▶ **WORK TO DO**
Check the listing below line by line and report how many lines hold "this", with no other words.
[BEGIN DATA LISTING]
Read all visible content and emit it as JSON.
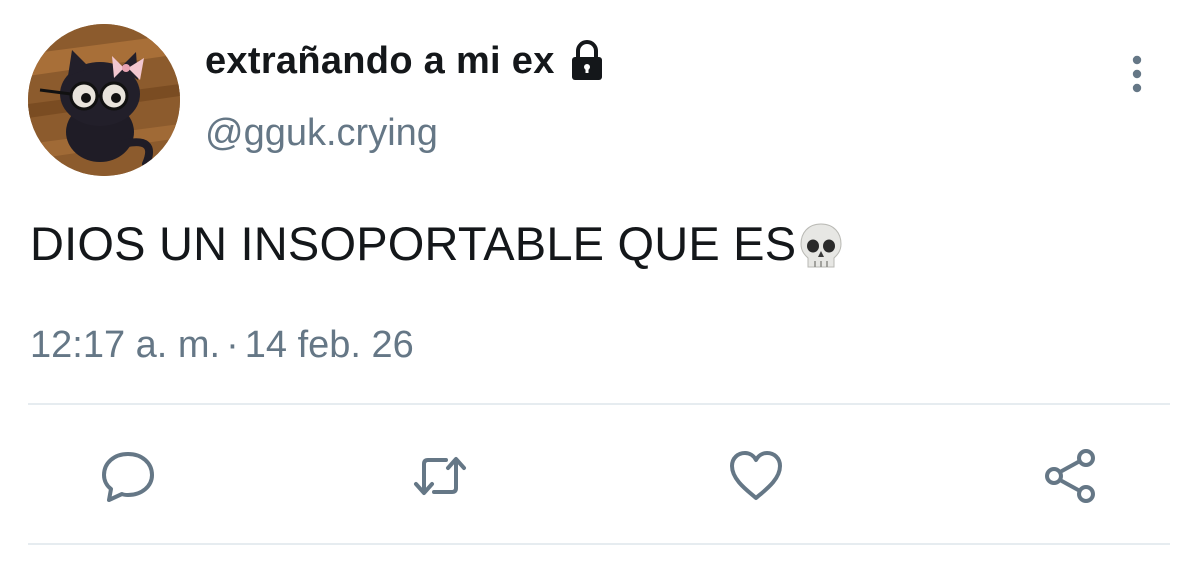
{
  "user": {
    "display_name": "extrañando a mi ex",
    "handle": "@gguk.crying",
    "protected_icon": "lock-icon"
  },
  "tweet": {
    "text": "DIOS UN INSOPORTABLE QUE ES",
    "emoji": "skull-emoji",
    "time": "12:17 a. m.",
    "separator": "·",
    "date": "14 feb. 26"
  },
  "actions": [
    "reply-icon",
    "retweet-icon",
    "like-icon",
    "share-icon"
  ],
  "colors": {
    "text": "#14171a",
    "secondary": "#657786",
    "divider": "#e6ecf0"
  }
}
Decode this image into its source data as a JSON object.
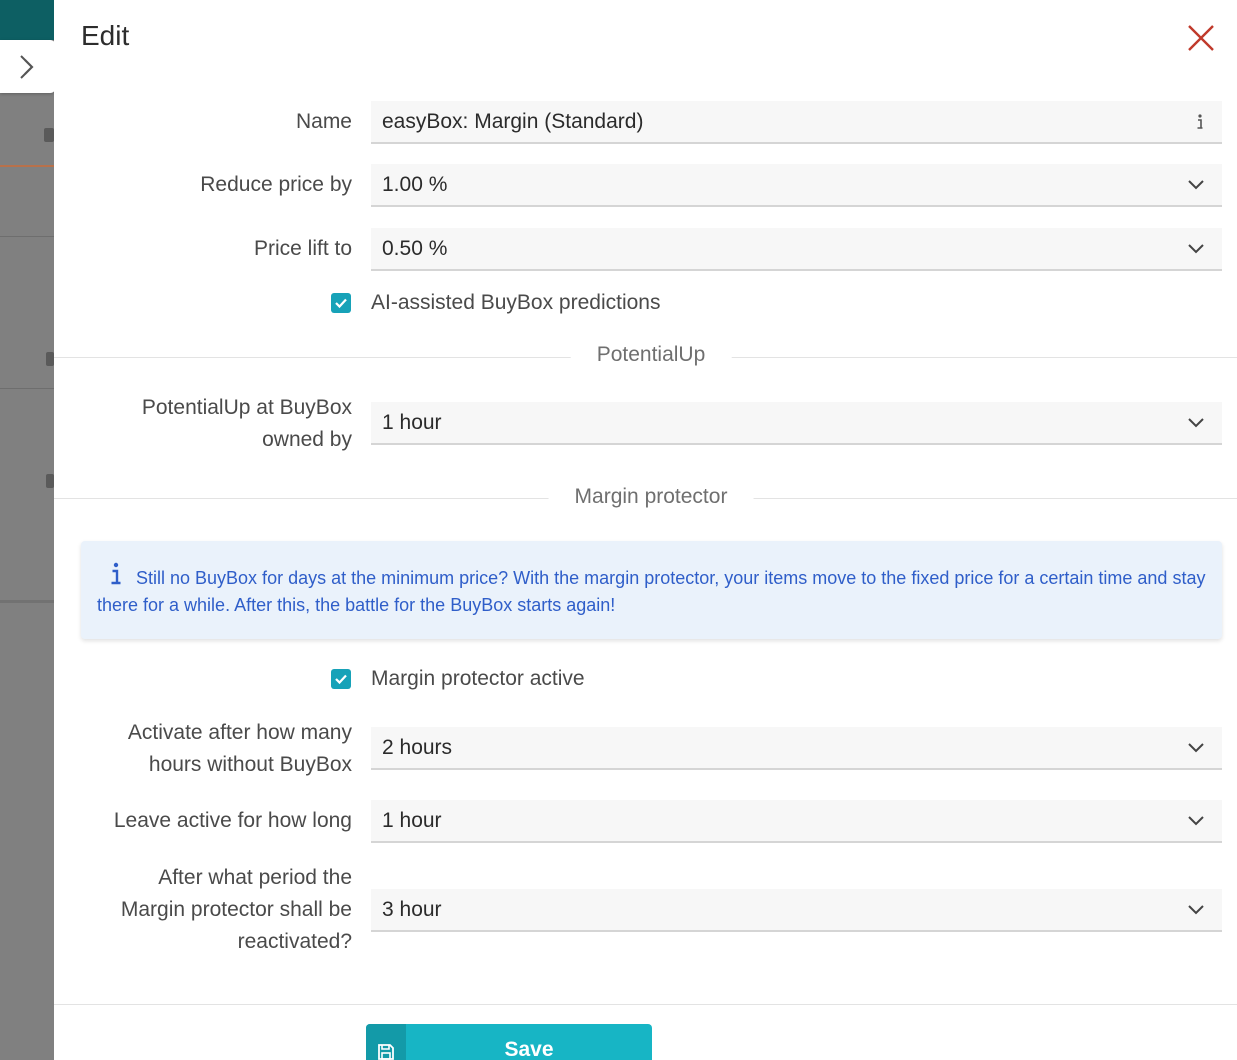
{
  "drawer": {
    "title": "Edit",
    "close_icon": "close-x-icon",
    "close_color": "#c0392b"
  },
  "form": {
    "name": {
      "label": "Name",
      "value": "easyBox: Margin (Standard)",
      "icon": "info-i-icon"
    },
    "reduce_price": {
      "label": "Reduce price by",
      "value": "1.00 %"
    },
    "price_lift": {
      "label": "Price lift to",
      "value": "0.50 %"
    },
    "ai_predictions": {
      "label": "AI-assisted BuyBox predictions",
      "checked": true
    }
  },
  "sections": {
    "potentialup": {
      "title": "PotentialUp",
      "buybox_owned": {
        "label_line1": "PotentialUp at BuyBox",
        "label_line2": "owned by",
        "value": "1 hour"
      }
    },
    "margin_protector": {
      "title": "Margin protector",
      "info_text": "Still no BuyBox for days at the minimum price? With the margin protector, your items move to the fixed price for a certain time and stay there for a while. After this, the battle for the BuyBox starts again!",
      "active": {
        "label": "Margin protector active",
        "checked": true
      },
      "activate_after": {
        "label_line1": "Activate after how many",
        "label_line2": "hours without BuyBox",
        "value": "2 hours"
      },
      "leave_active": {
        "label": "Leave active for how long",
        "value": "1 hour"
      },
      "reactivate": {
        "label_line1": "After what period the",
        "label_line2": "Margin protector shall be",
        "label_line3": "reactivated?",
        "value": "3 hour"
      }
    }
  },
  "footer": {
    "save_label": "Save",
    "save_icon": "floppy-disk-icon"
  },
  "colors": {
    "accent": "#17a2b8",
    "save": "#17b5c5",
    "info_text": "#2f5ec9",
    "info_bg": "#eaf2fb",
    "sidebar_teal": "#0d5f63"
  }
}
[END DATA LISTING]
▶ **COMPLETE ANSWER**
2